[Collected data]
** start **

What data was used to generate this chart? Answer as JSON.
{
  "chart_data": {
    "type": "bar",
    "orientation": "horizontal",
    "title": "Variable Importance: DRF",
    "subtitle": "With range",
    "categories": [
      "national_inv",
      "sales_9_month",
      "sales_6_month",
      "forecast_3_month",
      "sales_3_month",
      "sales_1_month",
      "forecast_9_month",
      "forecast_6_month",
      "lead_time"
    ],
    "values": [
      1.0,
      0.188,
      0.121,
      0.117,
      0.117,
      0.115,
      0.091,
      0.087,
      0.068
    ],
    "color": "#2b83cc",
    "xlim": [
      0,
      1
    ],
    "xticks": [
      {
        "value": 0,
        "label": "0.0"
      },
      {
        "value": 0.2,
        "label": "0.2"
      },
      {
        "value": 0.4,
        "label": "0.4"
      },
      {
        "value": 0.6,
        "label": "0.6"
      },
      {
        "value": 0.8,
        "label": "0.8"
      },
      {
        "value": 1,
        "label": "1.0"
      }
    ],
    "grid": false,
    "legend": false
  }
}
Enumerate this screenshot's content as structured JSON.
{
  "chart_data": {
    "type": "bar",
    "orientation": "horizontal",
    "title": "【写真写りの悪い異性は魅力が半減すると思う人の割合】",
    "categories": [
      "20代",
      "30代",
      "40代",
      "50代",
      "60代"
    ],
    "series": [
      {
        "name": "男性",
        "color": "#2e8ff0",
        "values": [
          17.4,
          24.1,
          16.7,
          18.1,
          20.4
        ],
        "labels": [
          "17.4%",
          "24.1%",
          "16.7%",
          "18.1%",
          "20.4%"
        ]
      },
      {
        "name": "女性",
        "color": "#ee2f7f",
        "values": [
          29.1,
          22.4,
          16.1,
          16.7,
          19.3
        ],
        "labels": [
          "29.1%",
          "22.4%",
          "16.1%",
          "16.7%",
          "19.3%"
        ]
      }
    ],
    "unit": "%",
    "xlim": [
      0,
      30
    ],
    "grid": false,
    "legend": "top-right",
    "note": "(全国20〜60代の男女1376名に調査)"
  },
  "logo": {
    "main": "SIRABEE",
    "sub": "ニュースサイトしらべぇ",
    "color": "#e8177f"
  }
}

** end **

● EXERCISE REQUIREMENTS: Above are some records; extract every one of them exactly.

● EXERCISE SOLUTION:
What data was used to generate this chart? Answer as JSON.
{
  "chart_data": {
    "type": "bar",
    "orientation": "horizontal",
    "title": "Variable Importance: DRF",
    "subtitle": "With range",
    "categories": [
      "national_inv",
      "sales_9_month",
      "sales_6_month",
      "forecast_3_month",
      "sales_3_month",
      "sales_1_month",
      "forecast_9_month",
      "forecast_6_month",
      "lead_time"
    ],
    "values": [
      1.0,
      0.188,
      0.121,
      0.117,
      0.117,
      0.115,
      0.091,
      0.087,
      0.068
    ],
    "color": "#2b83cc",
    "xlim": [
      0,
      1
    ],
    "xticks": [
      {
        "value": 0,
        "label": "0.0"
      },
      {
        "value": 0.2,
        "label": "0.2"
      },
      {
        "value": 0.4,
        "label": "0.4"
      },
      {
        "value": 0.6,
        "label": "0.6"
      },
      {
        "value": 0.8,
        "label": "0.8"
      },
      {
        "value": 1,
        "label": "1.0"
      }
    ],
    "grid": false,
    "legend": false
  }
}
Enumerate this screenshot's content as structured JSON.
{
  "chart_data": {
    "type": "bar",
    "orientation": "horizontal",
    "title": "【写真写りの悪い異性は魅力が半減すると思う人の割合】",
    "categories": [
      "20代",
      "30代",
      "40代",
      "50代",
      "60代"
    ],
    "series": [
      {
        "name": "男性",
        "color": "#2e8ff0",
        "values": [
          17.4,
          24.1,
          16.7,
          18.1,
          20.4
        ],
        "labels": [
          "17.4%",
          "24.1%",
          "16.7%",
          "18.1%",
          "20.4%"
        ]
      },
      {
        "name": "女性",
        "color": "#ee2f7f",
        "values": [
          29.1,
          22.4,
          16.1,
          16.7,
          19.3
        ],
        "labels": [
          "29.1%",
          "22.4%",
          "16.1%",
          "16.7%",
          "19.3%"
        ]
      }
    ],
    "unit": "%",
    "xlim": [
      0,
      30
    ],
    "grid": false,
    "legend": "top-right",
    "note": "(全国20〜60代の男女1376名に調査)"
  },
  "logo": {
    "main": "SIRABEE",
    "sub": "ニュースサイトしらべぇ",
    "color": "#e8177f"
  }
}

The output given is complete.